* Problem description *
The entries below contain pictures. Retype everything except those pictures, exactly as given.

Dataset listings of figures
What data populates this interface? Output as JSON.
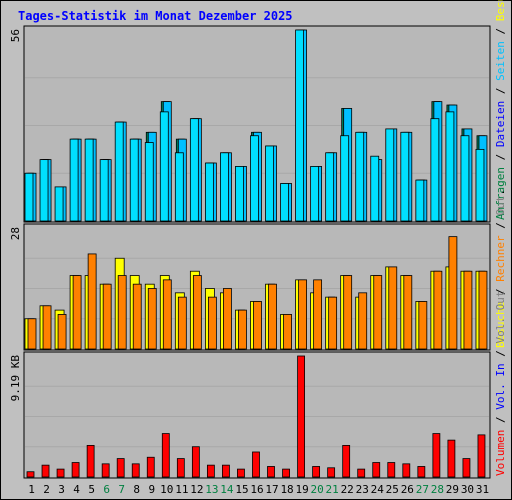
{
  "title": "Tages-Statistik im Monat Dezember 2025",
  "colors": {
    "anfragen": "#00805c",
    "dateien": "#00c0ff",
    "seiten": "#00e0ff",
    "besuche": "#ffff00",
    "rechner": "#ff8000",
    "volumen": "#ff0000",
    "vol_in": "#0000ff",
    "vol_out": "#808080",
    "weekend": "#008040",
    "weekday": "#000000"
  },
  "chart_data": [
    {
      "type": "bar",
      "panel": "top",
      "axis_max_label": "56",
      "ylim": [
        0,
        56
      ],
      "categories": [
        "1",
        "2",
        "3",
        "4",
        "5",
        "6",
        "7",
        "8",
        "9",
        "10",
        "11",
        "12",
        "13",
        "14",
        "15",
        "16",
        "17",
        "18",
        "19",
        "20",
        "21",
        "22",
        "23",
        "24",
        "25",
        "26",
        "27",
        "28",
        "29",
        "30",
        "31"
      ],
      "weekend_days": [
        "6",
        "7",
        "13",
        "14",
        "20",
        "21",
        "27",
        "28"
      ],
      "right_label_parts": [
        {
          "text": "Anfragen",
          "color": "#008040"
        },
        {
          "text": " / ",
          "color": "#000000"
        },
        {
          "text": "Dateien",
          "color": "#0000ff"
        },
        {
          "text": " / ",
          "color": "#000000"
        },
        {
          "text": "Seiten",
          "color": "#00c0ff"
        },
        {
          "text": " / ",
          "color": "#000000"
        },
        {
          "text": "Besuche",
          "color": "#ffff00"
        }
      ],
      "series": [
        {
          "name": "Anfragen",
          "values": [
            14,
            18,
            10,
            24,
            24,
            18,
            29,
            24,
            26,
            35,
            24,
            30,
            17,
            20,
            16,
            26,
            22,
            11,
            56,
            16,
            20,
            33,
            26,
            18,
            27,
            26,
            12,
            35,
            34,
            27,
            25
          ]
        },
        {
          "name": "Dateien",
          "values": [
            14,
            18,
            10,
            24,
            24,
            18,
            29,
            24,
            26,
            35,
            24,
            30,
            17,
            20,
            16,
            26,
            22,
            11,
            56,
            16,
            20,
            33,
            26,
            18,
            27,
            26,
            12,
            35,
            34,
            27,
            25
          ]
        },
        {
          "name": "Seiten",
          "values": [
            14,
            18,
            10,
            24,
            24,
            18,
            29,
            24,
            23,
            32,
            20,
            30,
            17,
            20,
            16,
            25,
            22,
            11,
            56,
            16,
            20,
            25,
            26,
            19,
            27,
            26,
            12,
            30,
            32,
            25,
            21
          ]
        }
      ]
    },
    {
      "type": "bar",
      "panel": "middle",
      "axis_max_label": "28",
      "ylim": [
        0,
        28
      ],
      "categories": [
        "1",
        "2",
        "3",
        "4",
        "5",
        "6",
        "7",
        "8",
        "9",
        "10",
        "11",
        "12",
        "13",
        "14",
        "15",
        "16",
        "17",
        "18",
        "19",
        "20",
        "21",
        "22",
        "23",
        "24",
        "25",
        "26",
        "27",
        "28",
        "29",
        "30",
        "31"
      ],
      "right_label_parts": [
        {
          "text": "Besuche",
          "color": "#ffff00"
        },
        {
          "text": " / ",
          "color": "#000000"
        },
        {
          "text": "Rechner",
          "color": "#ff8000"
        },
        {
          "text": " / ",
          "color": "#000000"
        },
        {
          "text": "Out",
          "color": "#808080"
        },
        {
          "text": ". ",
          "color": "#000000"
        }
      ],
      "series": [
        {
          "name": "Besuche",
          "values": [
            7,
            10,
            9,
            17,
            17,
            15,
            21,
            17,
            15,
            17,
            13,
            18,
            14,
            13,
            9,
            11,
            15,
            8,
            16,
            13,
            12,
            17,
            12,
            17,
            19,
            17,
            11,
            18,
            19,
            18,
            18
          ]
        },
        {
          "name": "Rechner",
          "values": [
            7,
            10,
            8,
            17,
            22,
            15,
            17,
            15,
            14,
            16,
            12,
            17,
            12,
            14,
            9,
            11,
            15,
            8,
            16,
            16,
            12,
            17,
            13,
            17,
            19,
            17,
            11,
            18,
            26,
            18,
            18
          ]
        }
      ]
    },
    {
      "type": "bar",
      "panel": "bottom",
      "axis_max_label": "9.19 KB",
      "ylim": [
        0,
        9.19
      ],
      "unit": "KB",
      "categories": [
        "1",
        "2",
        "3",
        "4",
        "5",
        "6",
        "7",
        "8",
        "9",
        "10",
        "11",
        "12",
        "13",
        "14",
        "15",
        "16",
        "17",
        "18",
        "19",
        "20",
        "21",
        "22",
        "23",
        "24",
        "25",
        "26",
        "27",
        "28",
        "29",
        "30",
        "31"
      ],
      "right_label_parts": [
        {
          "text": "Volumen",
          "color": "#ff0000"
        },
        {
          "text": " / ",
          "color": "#000000"
        },
        {
          "text": "Vol. In",
          "color": "#0000ff"
        },
        {
          "text": " / ",
          "color": "#000000"
        },
        {
          "text": "Vol. Out",
          "color": "#808080"
        }
      ],
      "series": [
        {
          "name": "Volumen",
          "values": [
            0.4,
            0.9,
            0.6,
            1.1,
            2.4,
            1.0,
            1.4,
            1.0,
            1.5,
            3.3,
            1.4,
            2.3,
            0.9,
            0.9,
            0.6,
            1.9,
            0.8,
            0.6,
            9.19,
            0.8,
            0.7,
            2.4,
            0.6,
            1.1,
            1.1,
            1.0,
            0.8,
            3.3,
            2.8,
            1.4,
            3.2
          ]
        }
      ]
    }
  ]
}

* Expected answer *
What data populates this interface? Output as JSON.
{
  "title": "Tages-Statistik im Monat Dezember 2025",
  "colors": {
    "anfragen": "#00805c",
    "dateien": "#00c0ff",
    "seiten": "#00e0ff",
    "besuche": "#ffff00",
    "rechner": "#ff8000",
    "volumen": "#ff0000",
    "vol_in": "#0000ff",
    "vol_out": "#808080",
    "weekend": "#008040",
    "weekday": "#000000"
  },
  "chart_data": [
    {
      "type": "bar",
      "panel": "top",
      "axis_max_label": "56",
      "ylim": [
        0,
        56
      ],
      "categories": [
        "1",
        "2",
        "3",
        "4",
        "5",
        "6",
        "7",
        "8",
        "9",
        "10",
        "11",
        "12",
        "13",
        "14",
        "15",
        "16",
        "17",
        "18",
        "19",
        "20",
        "21",
        "22",
        "23",
        "24",
        "25",
        "26",
        "27",
        "28",
        "29",
        "30",
        "31"
      ],
      "weekend_days": [
        "6",
        "7",
        "13",
        "14",
        "20",
        "21",
        "27",
        "28"
      ],
      "right_label_parts": [
        {
          "text": "Anfragen",
          "color": "#008040"
        },
        {
          "text": " / ",
          "color": "#000000"
        },
        {
          "text": "Dateien",
          "color": "#0000ff"
        },
        {
          "text": " / ",
          "color": "#000000"
        },
        {
          "text": "Seiten",
          "color": "#00c0ff"
        },
        {
          "text": " / ",
          "color": "#000000"
        },
        {
          "text": "Besuche",
          "color": "#ffff00"
        }
      ],
      "series": [
        {
          "name": "Anfragen",
          "values": [
            14,
            18,
            10,
            24,
            24,
            18,
            29,
            24,
            26,
            35,
            24,
            30,
            17,
            20,
            16,
            26,
            22,
            11,
            56,
            16,
            20,
            33,
            26,
            18,
            27,
            26,
            12,
            35,
            34,
            27,
            25
          ]
        },
        {
          "name": "Dateien",
          "values": [
            14,
            18,
            10,
            24,
            24,
            18,
            29,
            24,
            26,
            35,
            24,
            30,
            17,
            20,
            16,
            26,
            22,
            11,
            56,
            16,
            20,
            33,
            26,
            18,
            27,
            26,
            12,
            35,
            34,
            27,
            25
          ]
        },
        {
          "name": "Seiten",
          "values": [
            14,
            18,
            10,
            24,
            24,
            18,
            29,
            24,
            23,
            32,
            20,
            30,
            17,
            20,
            16,
            25,
            22,
            11,
            56,
            16,
            20,
            25,
            26,
            19,
            27,
            26,
            12,
            30,
            32,
            25,
            21
          ]
        }
      ]
    },
    {
      "type": "bar",
      "panel": "middle",
      "axis_max_label": "28",
      "ylim": [
        0,
        28
      ],
      "categories": [
        "1",
        "2",
        "3",
        "4",
        "5",
        "6",
        "7",
        "8",
        "9",
        "10",
        "11",
        "12",
        "13",
        "14",
        "15",
        "16",
        "17",
        "18",
        "19",
        "20",
        "21",
        "22",
        "23",
        "24",
        "25",
        "26",
        "27",
        "28",
        "29",
        "30",
        "31"
      ],
      "right_label_parts": [
        {
          "text": "Besuche",
          "color": "#ffff00"
        },
        {
          "text": " / ",
          "color": "#000000"
        },
        {
          "text": "Rechner",
          "color": "#ff8000"
        },
        {
          "text": " / ",
          "color": "#000000"
        },
        {
          "text": "Out",
          "color": "#808080"
        },
        {
          "text": ". ",
          "color": "#000000"
        }
      ],
      "series": [
        {
          "name": "Besuche",
          "values": [
            7,
            10,
            9,
            17,
            17,
            15,
            21,
            17,
            15,
            17,
            13,
            18,
            14,
            13,
            9,
            11,
            15,
            8,
            16,
            13,
            12,
            17,
            12,
            17,
            19,
            17,
            11,
            18,
            19,
            18,
            18
          ]
        },
        {
          "name": "Rechner",
          "values": [
            7,
            10,
            8,
            17,
            22,
            15,
            17,
            15,
            14,
            16,
            12,
            17,
            12,
            14,
            9,
            11,
            15,
            8,
            16,
            16,
            12,
            17,
            13,
            17,
            19,
            17,
            11,
            18,
            26,
            18,
            18
          ]
        }
      ]
    },
    {
      "type": "bar",
      "panel": "bottom",
      "axis_max_label": "9.19 KB",
      "ylim": [
        0,
        9.19
      ],
      "unit": "KB",
      "categories": [
        "1",
        "2",
        "3",
        "4",
        "5",
        "6",
        "7",
        "8",
        "9",
        "10",
        "11",
        "12",
        "13",
        "14",
        "15",
        "16",
        "17",
        "18",
        "19",
        "20",
        "21",
        "22",
        "23",
        "24",
        "25",
        "26",
        "27",
        "28",
        "29",
        "30",
        "31"
      ],
      "right_label_parts": [
        {
          "text": "Volumen",
          "color": "#ff0000"
        },
        {
          "text": " / ",
          "color": "#000000"
        },
        {
          "text": "Vol. In",
          "color": "#0000ff"
        },
        {
          "text": " / ",
          "color": "#000000"
        },
        {
          "text": "Vol. Out",
          "color": "#808080"
        }
      ],
      "series": [
        {
          "name": "Volumen",
          "values": [
            0.4,
            0.9,
            0.6,
            1.1,
            2.4,
            1.0,
            1.4,
            1.0,
            1.5,
            3.3,
            1.4,
            2.3,
            0.9,
            0.9,
            0.6,
            1.9,
            0.8,
            0.6,
            9.19,
            0.8,
            0.7,
            2.4,
            0.6,
            1.1,
            1.1,
            1.0,
            0.8,
            3.3,
            2.8,
            1.4,
            3.2
          ]
        }
      ]
    }
  ]
}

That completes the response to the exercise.